§ **EXERCISE DETAILS**: Output the items verbatim, starting at the line containing "x-label: 27 xyxy=(388,602,408,621)" and ending at the line containing "x-label: 15 xyxy=(208,602,228,621)", with both of those lines included.

===== RAW DATA

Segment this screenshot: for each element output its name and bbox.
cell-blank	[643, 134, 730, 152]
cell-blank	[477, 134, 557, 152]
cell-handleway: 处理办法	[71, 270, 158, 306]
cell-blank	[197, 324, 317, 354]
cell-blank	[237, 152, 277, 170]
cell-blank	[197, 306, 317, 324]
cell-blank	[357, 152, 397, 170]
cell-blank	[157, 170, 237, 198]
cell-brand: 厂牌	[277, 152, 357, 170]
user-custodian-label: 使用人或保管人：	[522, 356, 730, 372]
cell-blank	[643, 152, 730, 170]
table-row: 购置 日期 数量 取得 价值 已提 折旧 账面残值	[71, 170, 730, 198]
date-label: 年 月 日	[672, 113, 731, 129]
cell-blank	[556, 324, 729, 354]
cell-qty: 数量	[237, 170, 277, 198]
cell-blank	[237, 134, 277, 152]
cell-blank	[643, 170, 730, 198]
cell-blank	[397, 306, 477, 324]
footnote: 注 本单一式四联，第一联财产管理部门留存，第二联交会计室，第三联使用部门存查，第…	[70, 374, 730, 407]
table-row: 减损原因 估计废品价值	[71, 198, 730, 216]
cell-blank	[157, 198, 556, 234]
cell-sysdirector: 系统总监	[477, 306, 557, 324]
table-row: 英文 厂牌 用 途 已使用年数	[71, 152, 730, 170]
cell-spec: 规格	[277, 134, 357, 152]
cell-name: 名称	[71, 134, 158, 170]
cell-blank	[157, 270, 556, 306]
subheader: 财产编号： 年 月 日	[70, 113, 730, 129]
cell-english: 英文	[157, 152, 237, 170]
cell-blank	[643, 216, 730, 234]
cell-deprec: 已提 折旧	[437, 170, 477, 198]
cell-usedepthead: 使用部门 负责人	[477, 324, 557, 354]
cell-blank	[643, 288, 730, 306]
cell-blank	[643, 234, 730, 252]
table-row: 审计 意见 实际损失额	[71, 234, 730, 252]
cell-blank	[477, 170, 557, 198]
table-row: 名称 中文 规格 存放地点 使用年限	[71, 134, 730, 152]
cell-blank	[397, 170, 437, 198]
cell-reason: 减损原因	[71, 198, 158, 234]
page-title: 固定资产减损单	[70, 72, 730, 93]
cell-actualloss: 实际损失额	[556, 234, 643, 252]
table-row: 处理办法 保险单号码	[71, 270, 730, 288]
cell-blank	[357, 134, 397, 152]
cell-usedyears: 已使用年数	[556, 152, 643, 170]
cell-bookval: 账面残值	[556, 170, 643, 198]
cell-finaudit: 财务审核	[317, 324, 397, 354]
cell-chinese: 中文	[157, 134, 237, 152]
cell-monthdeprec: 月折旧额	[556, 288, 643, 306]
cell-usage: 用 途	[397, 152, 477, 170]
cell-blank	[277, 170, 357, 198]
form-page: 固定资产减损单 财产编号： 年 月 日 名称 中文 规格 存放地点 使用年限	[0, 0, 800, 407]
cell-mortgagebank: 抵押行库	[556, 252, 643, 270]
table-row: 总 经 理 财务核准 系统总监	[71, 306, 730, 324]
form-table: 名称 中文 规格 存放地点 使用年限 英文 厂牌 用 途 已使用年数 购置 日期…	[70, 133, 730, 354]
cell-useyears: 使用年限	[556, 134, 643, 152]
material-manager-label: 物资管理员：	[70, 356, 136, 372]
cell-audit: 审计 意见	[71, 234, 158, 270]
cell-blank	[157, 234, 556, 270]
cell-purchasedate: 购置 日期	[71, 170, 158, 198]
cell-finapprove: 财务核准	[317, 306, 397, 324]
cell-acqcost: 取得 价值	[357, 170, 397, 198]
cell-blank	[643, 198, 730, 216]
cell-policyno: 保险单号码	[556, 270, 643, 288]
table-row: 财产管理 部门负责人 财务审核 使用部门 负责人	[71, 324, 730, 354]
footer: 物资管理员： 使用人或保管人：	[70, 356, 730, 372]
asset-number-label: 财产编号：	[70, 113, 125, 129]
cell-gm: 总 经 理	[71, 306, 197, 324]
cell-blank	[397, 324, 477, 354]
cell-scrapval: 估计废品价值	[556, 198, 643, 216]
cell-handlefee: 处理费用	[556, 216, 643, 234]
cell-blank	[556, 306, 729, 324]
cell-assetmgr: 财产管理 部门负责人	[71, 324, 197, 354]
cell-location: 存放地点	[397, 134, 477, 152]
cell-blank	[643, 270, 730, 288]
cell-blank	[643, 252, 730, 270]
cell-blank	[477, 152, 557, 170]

==========
===== RAW DATA

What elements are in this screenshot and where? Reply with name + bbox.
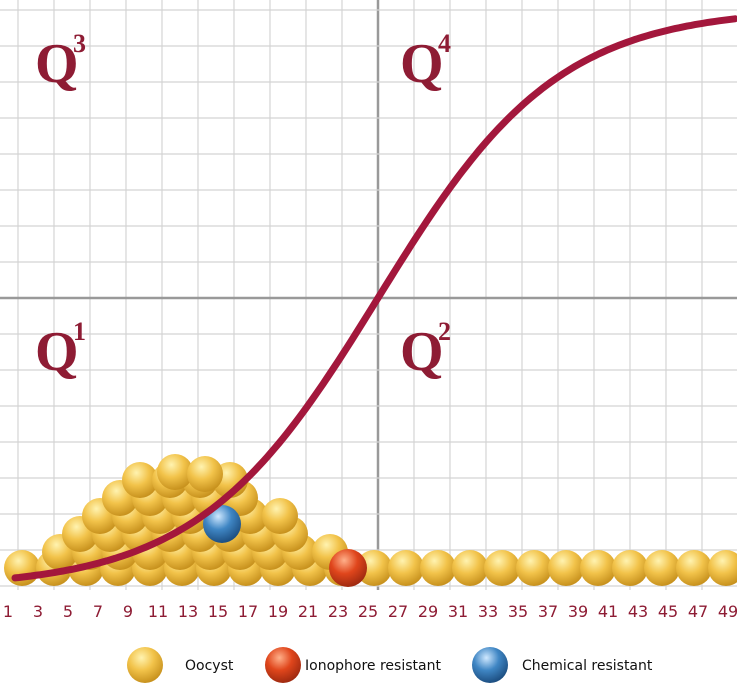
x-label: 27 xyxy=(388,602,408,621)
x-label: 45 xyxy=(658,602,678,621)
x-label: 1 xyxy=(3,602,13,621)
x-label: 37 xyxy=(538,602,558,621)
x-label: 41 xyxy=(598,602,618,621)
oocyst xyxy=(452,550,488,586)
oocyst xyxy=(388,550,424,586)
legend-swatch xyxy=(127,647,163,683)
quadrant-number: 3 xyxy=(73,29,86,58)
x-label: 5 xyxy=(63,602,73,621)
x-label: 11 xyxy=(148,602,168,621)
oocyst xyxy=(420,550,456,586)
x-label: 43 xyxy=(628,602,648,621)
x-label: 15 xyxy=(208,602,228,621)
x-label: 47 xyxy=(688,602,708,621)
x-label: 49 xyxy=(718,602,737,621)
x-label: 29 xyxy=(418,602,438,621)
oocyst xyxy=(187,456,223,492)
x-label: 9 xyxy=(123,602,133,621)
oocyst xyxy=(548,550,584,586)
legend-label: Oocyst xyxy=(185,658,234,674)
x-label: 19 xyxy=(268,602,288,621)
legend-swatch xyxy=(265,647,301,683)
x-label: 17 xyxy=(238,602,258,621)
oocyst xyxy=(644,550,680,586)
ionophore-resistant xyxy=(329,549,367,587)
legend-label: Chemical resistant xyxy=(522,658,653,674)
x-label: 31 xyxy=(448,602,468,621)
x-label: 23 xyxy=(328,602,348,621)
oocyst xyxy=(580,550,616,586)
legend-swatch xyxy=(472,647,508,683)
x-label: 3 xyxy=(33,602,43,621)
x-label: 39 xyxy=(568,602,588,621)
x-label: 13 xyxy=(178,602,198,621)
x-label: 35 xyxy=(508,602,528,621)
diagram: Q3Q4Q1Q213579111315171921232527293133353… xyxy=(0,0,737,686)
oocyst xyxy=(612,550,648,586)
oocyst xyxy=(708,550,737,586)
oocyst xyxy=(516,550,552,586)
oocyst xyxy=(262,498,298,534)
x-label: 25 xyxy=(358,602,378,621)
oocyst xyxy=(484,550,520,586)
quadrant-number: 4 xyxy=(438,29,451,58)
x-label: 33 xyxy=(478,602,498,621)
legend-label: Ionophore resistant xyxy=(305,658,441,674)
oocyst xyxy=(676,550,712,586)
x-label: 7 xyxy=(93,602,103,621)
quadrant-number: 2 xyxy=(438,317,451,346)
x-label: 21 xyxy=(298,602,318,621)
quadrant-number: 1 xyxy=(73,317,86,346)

==========

§ **IN RESPONSE**:
x-label: 27 xyxy=(388,602,408,621)
x-label: 45 xyxy=(658,602,678,621)
x-label: 1 xyxy=(3,602,13,621)
x-label: 37 xyxy=(538,602,558,621)
x-label: 41 xyxy=(598,602,618,621)
oocyst xyxy=(452,550,488,586)
oocyst xyxy=(388,550,424,586)
legend-swatch xyxy=(127,647,163,683)
quadrant-number: 3 xyxy=(73,29,86,58)
x-label: 5 xyxy=(63,602,73,621)
x-label: 11 xyxy=(148,602,168,621)
oocyst xyxy=(420,550,456,586)
x-label: 43 xyxy=(628,602,648,621)
x-label: 15 xyxy=(208,602,228,621)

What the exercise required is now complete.